Task statement: Look through the data below and return each line where "lugares" appears.
*** Data section ***
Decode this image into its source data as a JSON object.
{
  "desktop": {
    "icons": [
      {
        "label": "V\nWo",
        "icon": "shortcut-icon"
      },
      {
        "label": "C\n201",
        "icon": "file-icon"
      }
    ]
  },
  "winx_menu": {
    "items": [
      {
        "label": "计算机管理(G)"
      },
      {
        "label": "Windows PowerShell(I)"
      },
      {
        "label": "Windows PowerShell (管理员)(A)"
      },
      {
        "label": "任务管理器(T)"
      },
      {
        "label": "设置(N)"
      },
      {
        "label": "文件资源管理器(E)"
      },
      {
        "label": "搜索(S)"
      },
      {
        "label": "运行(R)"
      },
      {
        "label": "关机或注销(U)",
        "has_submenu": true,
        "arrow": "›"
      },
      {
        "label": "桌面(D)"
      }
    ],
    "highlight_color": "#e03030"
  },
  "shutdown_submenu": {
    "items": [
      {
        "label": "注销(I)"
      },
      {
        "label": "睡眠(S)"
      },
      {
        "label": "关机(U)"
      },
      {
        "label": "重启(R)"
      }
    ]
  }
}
***
*** Data section ***
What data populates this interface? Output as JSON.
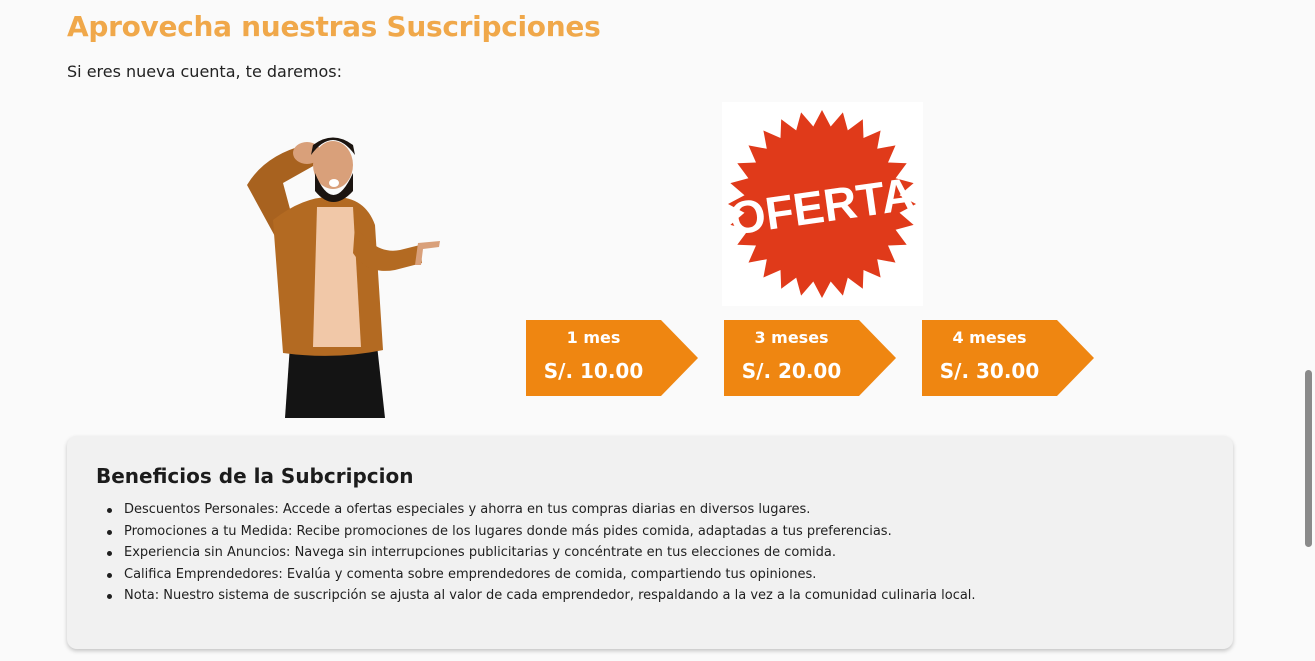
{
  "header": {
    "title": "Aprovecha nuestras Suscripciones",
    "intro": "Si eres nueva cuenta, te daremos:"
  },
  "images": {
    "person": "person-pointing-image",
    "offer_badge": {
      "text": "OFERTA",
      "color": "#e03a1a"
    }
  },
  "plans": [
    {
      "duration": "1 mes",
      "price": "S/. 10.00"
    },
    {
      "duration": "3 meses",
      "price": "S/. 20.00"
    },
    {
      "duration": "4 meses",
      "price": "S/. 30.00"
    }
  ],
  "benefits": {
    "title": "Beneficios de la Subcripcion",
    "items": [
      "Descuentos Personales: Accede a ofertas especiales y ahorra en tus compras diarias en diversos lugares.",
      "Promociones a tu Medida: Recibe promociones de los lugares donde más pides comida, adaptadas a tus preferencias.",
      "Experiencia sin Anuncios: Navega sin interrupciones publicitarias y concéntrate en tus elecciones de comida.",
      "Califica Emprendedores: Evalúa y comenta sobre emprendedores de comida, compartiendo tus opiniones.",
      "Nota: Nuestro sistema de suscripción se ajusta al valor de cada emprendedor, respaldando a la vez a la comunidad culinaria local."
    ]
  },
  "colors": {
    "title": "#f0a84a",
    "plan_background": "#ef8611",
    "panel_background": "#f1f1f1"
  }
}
***
Output below:
      "Descuentos Personales: Accede a ofertas especiales y ahorra en tus compras diarias en diversos lugares.",
      "Promociones a tu Medida: Recibe promociones de los lugares donde más pides comida, adaptadas a tus preferencias.",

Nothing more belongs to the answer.